● **Selected excerpt**:
Apple Macintosh Turns 30
snydeq writes "30 years ago today, Apple debuted the Macintosh. Here are some reviews of the early Mac models, including the Macintosh ('will be compared to other machines not only in terms of its features but also in the light of the lavish claims and promises made by Apple co-founder Steven Jobs'), the Mac SE ('contains some radical changes, including room for a second internal drive and even a fan'), the Mac IIx ('a chorus of yawns'), and the Mac Portable ('you may develop a bad case of the wannas for this lovable [16-lb.] luggable'). Plus insights on the Macintosh II's prospects from Bill Gates: 'If you look at a product like Mac Word III on that full-page display, it's pretty awesome. ... But the corporate buyer is never going to be a strong point for Apple.'"
iFixit got their hands on a Mac 128K and did a teardown, evaluating the old hardware for repairability. What will the Mac look like in another 30 years?
I loved that when I turned on my old Apple IIe it dropped me right to a 'root' BASIC terminal and didn't cost a dime to begin my software enterprise as an elementary schooler. The Mac? Well, Resedit was just not the same...

● **Source data**:
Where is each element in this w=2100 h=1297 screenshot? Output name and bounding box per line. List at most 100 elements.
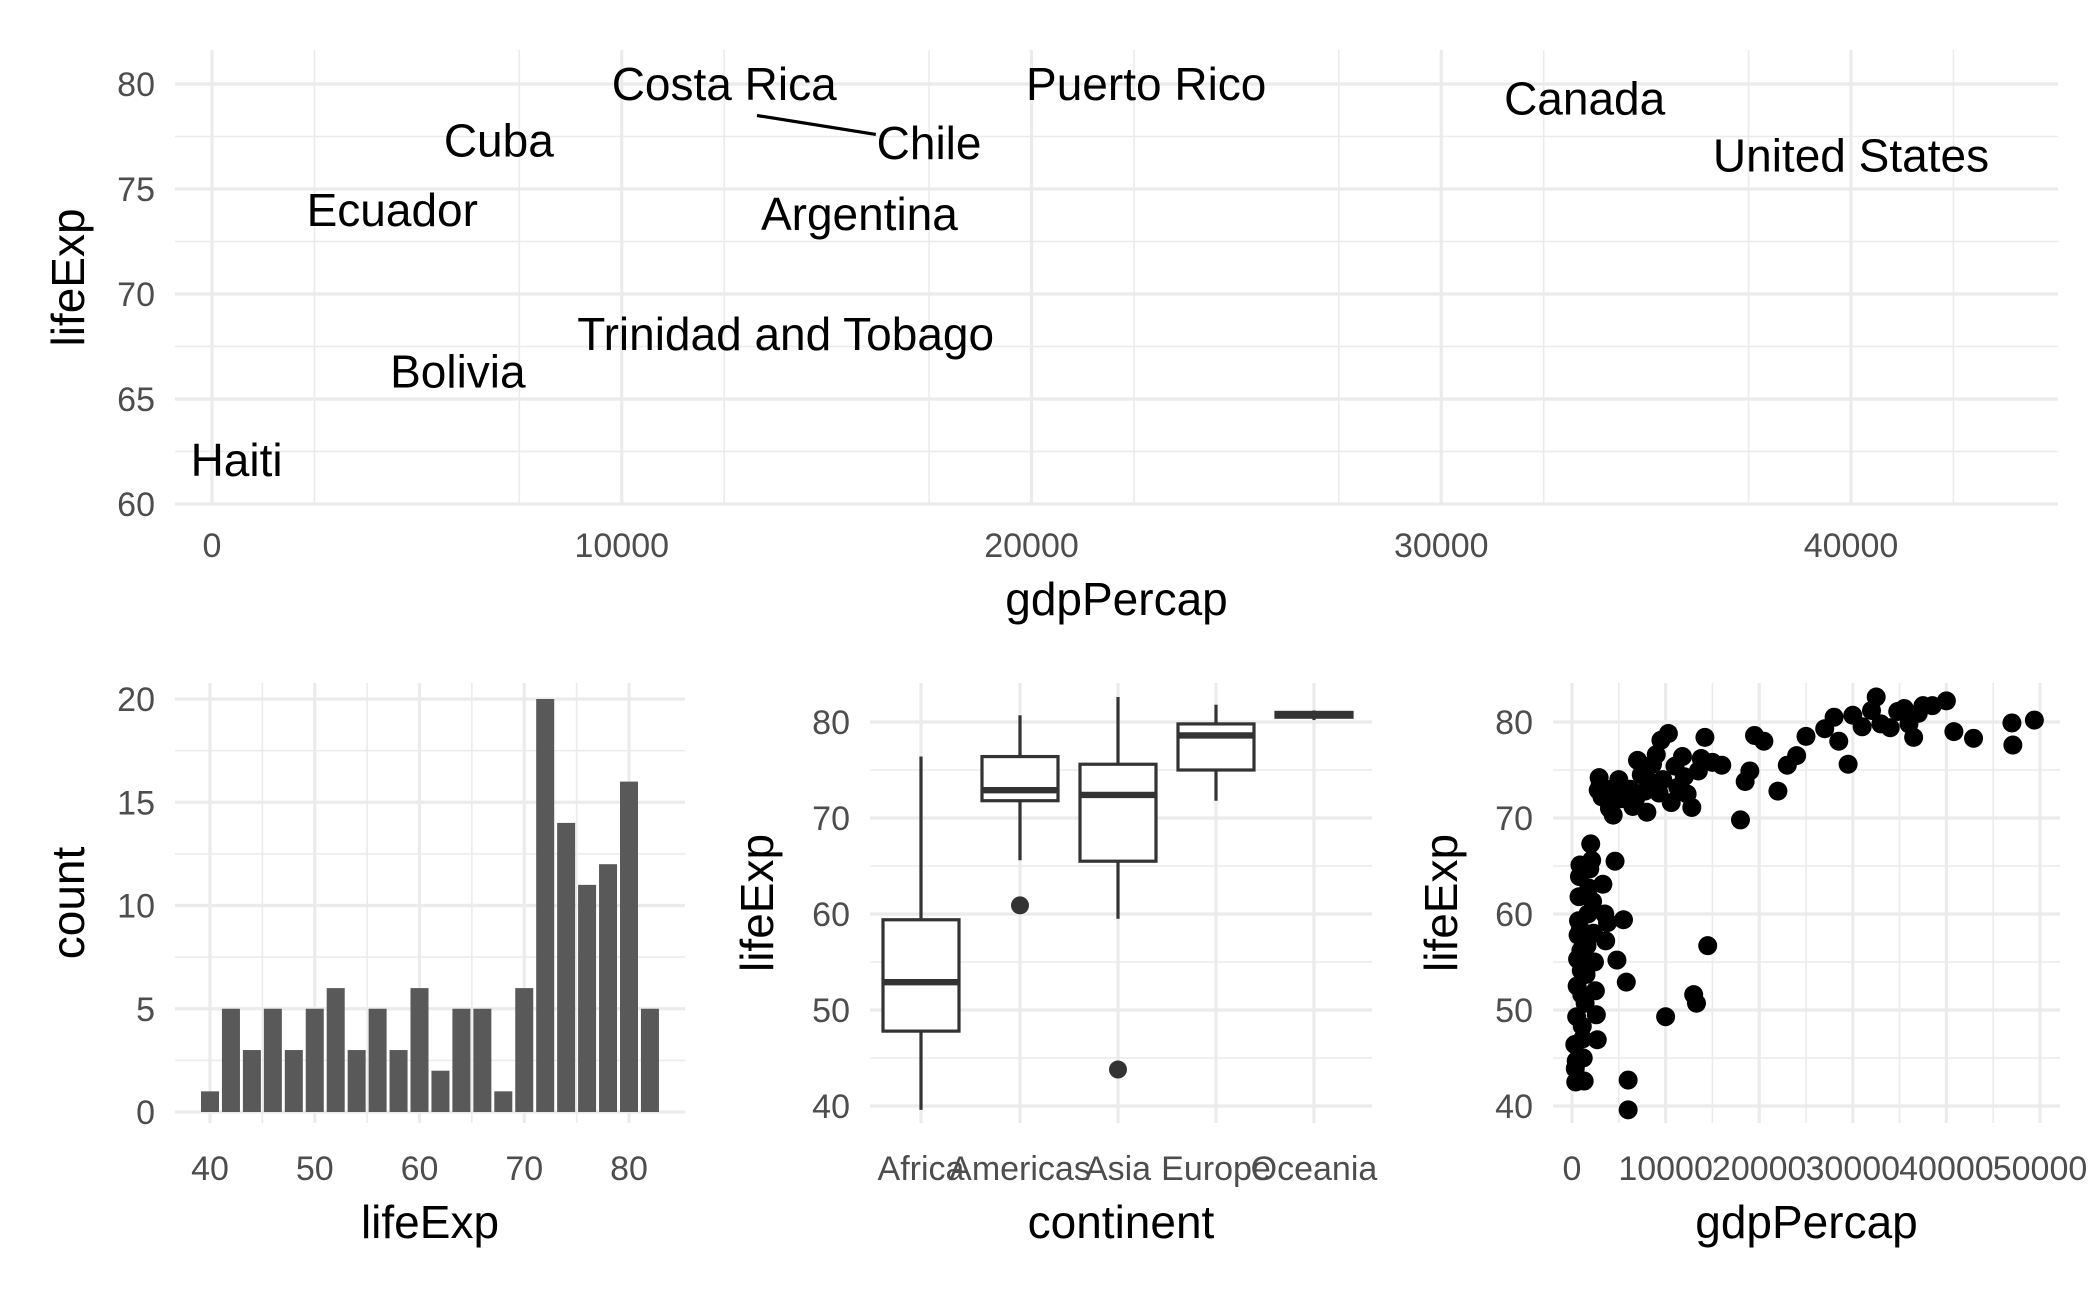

● **Objective 1**: In the post on the Macintosh turning 30, what did iFixit do with the Mac 128K it obtained?
● **Objective 2**: Output the part of the Macintosh anniversary post between "iFixit got their" and "another 30 years?", inclusive.

● **Exercise solution 1**: It did a teardown, evaluating the old hardware for repairability.

● **Exercise solution 2**:
iFixit got their hands on a Mac 128K and did a teardown, evaluating the old hardware for repairability. What will the Mac look like in another 30 years?